### Exercise aim
Find and copy lines holding "subscript".

### Data for this task
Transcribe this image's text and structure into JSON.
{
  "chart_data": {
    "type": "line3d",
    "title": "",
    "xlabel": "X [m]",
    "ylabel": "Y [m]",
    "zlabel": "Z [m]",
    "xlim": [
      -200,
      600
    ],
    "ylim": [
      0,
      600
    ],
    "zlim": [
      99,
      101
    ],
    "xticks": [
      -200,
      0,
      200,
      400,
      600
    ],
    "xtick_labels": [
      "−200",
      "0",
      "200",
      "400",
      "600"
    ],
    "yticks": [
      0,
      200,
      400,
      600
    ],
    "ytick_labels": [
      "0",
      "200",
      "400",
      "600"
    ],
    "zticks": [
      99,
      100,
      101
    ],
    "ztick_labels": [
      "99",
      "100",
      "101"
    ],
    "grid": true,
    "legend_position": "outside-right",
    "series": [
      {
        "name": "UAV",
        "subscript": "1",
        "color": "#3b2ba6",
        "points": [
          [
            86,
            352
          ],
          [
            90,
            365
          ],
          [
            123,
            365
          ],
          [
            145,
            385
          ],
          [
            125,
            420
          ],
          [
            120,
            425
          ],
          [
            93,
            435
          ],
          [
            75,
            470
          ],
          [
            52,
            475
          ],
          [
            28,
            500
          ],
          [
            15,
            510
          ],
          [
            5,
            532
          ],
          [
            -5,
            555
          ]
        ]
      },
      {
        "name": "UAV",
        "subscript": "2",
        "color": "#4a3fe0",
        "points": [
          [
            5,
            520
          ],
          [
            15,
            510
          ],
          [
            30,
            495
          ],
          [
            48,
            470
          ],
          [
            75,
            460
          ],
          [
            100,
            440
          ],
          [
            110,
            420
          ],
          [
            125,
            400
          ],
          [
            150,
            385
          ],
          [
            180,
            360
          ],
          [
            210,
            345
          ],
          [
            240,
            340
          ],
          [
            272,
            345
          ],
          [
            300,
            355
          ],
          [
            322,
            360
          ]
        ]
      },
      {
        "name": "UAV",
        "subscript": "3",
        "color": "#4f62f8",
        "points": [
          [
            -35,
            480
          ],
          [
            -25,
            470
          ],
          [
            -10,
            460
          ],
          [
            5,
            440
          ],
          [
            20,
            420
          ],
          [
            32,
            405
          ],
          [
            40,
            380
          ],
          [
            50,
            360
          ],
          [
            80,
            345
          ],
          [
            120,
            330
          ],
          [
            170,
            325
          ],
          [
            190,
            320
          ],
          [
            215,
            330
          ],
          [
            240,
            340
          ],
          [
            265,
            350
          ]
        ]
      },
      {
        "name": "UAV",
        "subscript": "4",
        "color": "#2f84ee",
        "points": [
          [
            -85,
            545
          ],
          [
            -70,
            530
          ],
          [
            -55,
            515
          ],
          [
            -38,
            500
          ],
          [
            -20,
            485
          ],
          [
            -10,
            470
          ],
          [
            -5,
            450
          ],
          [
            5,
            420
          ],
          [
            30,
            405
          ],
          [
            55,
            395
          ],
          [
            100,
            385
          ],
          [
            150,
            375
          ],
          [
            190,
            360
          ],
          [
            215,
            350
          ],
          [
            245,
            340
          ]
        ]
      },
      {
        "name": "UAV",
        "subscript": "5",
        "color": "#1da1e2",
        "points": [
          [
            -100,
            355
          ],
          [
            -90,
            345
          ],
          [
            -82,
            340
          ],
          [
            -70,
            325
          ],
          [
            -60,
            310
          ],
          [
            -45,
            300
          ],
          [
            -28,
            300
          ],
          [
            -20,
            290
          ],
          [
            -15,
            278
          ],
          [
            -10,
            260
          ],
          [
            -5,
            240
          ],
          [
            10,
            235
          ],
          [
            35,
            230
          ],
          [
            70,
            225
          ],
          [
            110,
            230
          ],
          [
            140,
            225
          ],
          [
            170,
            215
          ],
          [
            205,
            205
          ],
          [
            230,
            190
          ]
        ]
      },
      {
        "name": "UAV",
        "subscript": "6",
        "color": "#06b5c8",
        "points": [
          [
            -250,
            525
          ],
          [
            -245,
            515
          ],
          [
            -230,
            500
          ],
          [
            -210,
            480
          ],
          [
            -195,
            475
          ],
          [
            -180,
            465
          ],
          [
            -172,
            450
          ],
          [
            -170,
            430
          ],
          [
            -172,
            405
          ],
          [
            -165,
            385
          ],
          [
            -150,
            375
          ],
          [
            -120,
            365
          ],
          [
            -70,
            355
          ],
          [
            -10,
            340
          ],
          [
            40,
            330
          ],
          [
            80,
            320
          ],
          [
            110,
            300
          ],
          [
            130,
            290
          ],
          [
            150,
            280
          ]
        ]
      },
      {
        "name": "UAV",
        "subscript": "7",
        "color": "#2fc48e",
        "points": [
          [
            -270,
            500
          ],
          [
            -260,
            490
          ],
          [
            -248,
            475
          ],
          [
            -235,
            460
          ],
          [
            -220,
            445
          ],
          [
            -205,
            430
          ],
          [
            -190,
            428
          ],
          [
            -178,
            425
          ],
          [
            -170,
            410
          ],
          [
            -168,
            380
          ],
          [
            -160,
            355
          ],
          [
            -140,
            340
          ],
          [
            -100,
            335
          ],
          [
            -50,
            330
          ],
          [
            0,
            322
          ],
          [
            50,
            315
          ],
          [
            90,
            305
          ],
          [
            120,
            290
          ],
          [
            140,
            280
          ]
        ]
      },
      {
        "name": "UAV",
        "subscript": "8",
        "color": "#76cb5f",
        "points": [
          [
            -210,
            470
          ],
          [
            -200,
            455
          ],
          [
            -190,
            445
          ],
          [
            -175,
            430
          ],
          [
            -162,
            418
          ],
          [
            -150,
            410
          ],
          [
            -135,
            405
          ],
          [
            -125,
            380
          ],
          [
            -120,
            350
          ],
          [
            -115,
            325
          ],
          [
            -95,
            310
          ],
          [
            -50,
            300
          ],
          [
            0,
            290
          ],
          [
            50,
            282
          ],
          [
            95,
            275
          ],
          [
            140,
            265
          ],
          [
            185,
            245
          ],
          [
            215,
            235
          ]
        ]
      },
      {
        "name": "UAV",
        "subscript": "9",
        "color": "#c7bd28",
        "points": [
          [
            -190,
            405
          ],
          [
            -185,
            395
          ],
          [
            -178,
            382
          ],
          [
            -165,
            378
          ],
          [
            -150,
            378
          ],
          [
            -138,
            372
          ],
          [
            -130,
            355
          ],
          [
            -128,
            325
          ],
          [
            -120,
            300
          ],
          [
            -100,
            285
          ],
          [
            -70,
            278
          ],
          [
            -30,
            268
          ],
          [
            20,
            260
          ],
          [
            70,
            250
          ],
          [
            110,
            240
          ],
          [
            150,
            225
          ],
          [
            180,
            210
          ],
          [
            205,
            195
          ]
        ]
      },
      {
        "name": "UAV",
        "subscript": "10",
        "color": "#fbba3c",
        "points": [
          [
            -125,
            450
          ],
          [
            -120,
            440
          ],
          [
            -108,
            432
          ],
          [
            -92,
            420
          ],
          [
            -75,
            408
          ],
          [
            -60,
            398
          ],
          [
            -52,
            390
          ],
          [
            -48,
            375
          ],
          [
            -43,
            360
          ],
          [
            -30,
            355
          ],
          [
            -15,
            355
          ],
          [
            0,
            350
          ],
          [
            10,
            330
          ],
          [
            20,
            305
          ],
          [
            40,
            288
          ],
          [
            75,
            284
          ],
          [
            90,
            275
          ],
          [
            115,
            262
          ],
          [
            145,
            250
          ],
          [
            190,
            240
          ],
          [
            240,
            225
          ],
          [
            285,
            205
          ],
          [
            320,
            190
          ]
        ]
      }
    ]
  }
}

### Problem solution
        "subscript": "1",
        "subscript": "2",
        "subscript": "3",
        "subscript": "4",
        "subscript": "5",
        "subscript": "6",
        "subscript": "7",
        "subscript": "8",
        "subscript": "9",
        "subscript": "10",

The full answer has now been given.